§ **Task to complete**: Copy the records below exactly as they are written.

§ **Dataset entries**:

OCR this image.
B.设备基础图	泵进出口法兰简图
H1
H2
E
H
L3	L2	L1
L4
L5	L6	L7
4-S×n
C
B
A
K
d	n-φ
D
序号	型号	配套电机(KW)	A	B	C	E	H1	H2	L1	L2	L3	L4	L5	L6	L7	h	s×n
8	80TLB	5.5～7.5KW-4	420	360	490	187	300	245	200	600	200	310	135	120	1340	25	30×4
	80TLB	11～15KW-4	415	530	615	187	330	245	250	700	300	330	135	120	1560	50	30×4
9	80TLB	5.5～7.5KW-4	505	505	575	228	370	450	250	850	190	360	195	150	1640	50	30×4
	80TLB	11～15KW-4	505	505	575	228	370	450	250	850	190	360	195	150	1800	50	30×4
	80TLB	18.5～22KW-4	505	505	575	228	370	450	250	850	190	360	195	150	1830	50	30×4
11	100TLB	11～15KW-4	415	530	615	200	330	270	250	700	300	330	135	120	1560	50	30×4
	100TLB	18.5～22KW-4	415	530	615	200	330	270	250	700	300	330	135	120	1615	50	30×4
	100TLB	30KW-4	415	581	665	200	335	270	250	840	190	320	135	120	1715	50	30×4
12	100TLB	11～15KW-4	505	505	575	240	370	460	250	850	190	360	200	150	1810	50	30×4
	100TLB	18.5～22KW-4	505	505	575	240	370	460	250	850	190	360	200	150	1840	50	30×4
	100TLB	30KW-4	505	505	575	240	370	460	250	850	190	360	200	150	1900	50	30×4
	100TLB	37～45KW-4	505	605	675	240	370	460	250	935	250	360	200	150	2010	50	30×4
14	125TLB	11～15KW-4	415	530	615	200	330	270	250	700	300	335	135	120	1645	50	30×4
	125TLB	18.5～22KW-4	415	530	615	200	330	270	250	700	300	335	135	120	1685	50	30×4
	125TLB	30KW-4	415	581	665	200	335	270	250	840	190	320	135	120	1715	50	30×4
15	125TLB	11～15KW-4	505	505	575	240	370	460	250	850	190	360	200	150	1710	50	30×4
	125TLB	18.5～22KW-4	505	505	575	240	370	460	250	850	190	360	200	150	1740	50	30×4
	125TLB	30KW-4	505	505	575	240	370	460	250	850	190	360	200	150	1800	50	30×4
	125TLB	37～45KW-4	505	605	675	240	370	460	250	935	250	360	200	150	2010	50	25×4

§ **Complete response**:
OCR this image.
B.设备基础图	泵进出口法兰简图
H1
H2
E
H
L3	L2	L1
L4
L5	L6	L7
4-S×n
C
B
A
K
d	n-φ
D
序号	型号	配套电机(KW)	A	B	C	E	H1	H2	L1	L2	L3	L4	L5	L6	L7	h	s×n
8	80TLB	5.5～7.5KW-4	420	360	490	187	300	245	200	600	200	310	135	120	1340	25	30×4
	80TLB	11～15KW-4	415	530	615	187	330	245	250	700	300	330	135	120	1560	50	30×4
9	80TLB	5.5～7.5KW-4	505	505	575	228	370	450	250	850	190	360	195	150	1640	50	30×4
	80TLB	11～15KW-4	505	505	575	228	370	450	250	850	190	360	195	150	1800	50	30×4
	80TLB	18.5～22KW-4	505	505	575	228	370	450	250	850	190	360	195	150	1830	50	30×4
11	100TLB	11～15KW-4	415	530	615	200	330	270	250	700	300	330	135	120	1560	50	30×4
	100TLB	18.5～22KW-4	415	530	615	200	330	270	250	700	300	330	135	120	1615	50	30×4
	100TLB	30KW-4	415	581	665	200	335	270	250	840	190	320	135	120	1715	50	30×4
12	100TLB	11～15KW-4	505	505	575	240	370	460	250	850	190	360	200	150	1810	50	30×4
	100TLB	18.5～22KW-4	505	505	575	240	370	460	250	850	190	360	200	150	1840	50	30×4
	100TLB	30KW-4	505	505	575	240	370	460	250	850	190	360	200	150	1900	50	30×4
	100TLB	37～45KW-4	505	605	675	240	370	460	250	935	250	360	200	150	2010	50	30×4
14	125TLB	11～15KW-4	415	530	615	200	330	270	250	700	300	335	135	120	1645	50	30×4
	125TLB	18.5～22KW-4	415	530	615	200	330	270	250	700	300	335	135	120	1685	50	30×4
	125TLB	30KW-4	415	581	665	200	335	270	250	840	190	320	135	120	1715	50	30×4
15	125TLB	11～15KW-4	505	505	575	240	370	460	250	850	190	360	200	150	1710	50	30×4
	125TLB	18.5～22KW-4	505	505	575	240	370	460	250	850	190	360	200	150	1740	50	30×4
	125TLB	30KW-4	505	505	575	240	370	460	250	850	190	360	200	150	1800	50	30×4
	125TLB	37～45KW-4	505	605	675	240	370	460	250	935	250	360	200	150	2010	50	25×4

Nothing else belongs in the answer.